(Data records)
>> START

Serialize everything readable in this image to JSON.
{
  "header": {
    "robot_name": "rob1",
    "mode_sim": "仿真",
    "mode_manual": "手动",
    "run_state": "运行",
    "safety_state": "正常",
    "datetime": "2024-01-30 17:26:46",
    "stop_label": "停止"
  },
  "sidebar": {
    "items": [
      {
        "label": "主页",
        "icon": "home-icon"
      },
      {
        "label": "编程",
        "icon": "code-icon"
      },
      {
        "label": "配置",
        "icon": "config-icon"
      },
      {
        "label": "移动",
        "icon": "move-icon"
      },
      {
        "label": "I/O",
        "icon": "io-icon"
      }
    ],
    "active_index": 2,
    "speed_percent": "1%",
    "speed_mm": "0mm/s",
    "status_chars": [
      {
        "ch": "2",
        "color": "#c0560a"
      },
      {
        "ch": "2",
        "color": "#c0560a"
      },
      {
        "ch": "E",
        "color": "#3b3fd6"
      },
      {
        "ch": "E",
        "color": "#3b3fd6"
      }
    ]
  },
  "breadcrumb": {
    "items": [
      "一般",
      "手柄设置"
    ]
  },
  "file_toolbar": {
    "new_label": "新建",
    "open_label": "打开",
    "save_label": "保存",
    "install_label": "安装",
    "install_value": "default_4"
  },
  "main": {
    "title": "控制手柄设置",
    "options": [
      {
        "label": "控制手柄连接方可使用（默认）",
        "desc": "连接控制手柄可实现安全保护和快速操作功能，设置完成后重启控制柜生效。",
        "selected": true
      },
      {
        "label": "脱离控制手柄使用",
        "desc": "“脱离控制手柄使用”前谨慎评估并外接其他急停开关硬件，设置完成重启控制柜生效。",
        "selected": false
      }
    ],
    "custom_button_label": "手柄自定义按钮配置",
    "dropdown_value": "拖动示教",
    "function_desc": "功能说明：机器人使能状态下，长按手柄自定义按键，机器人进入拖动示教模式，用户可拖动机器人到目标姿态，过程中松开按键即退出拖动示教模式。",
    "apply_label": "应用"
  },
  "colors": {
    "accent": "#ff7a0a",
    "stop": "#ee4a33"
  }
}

>> END

Pull out every line containing "icon".

#### CORRECT RESULT:
        "icon": "home-icon"
        "icon": "code-icon"
        "icon": "config-icon"
        "icon": "move-icon"
        "icon": "io-icon"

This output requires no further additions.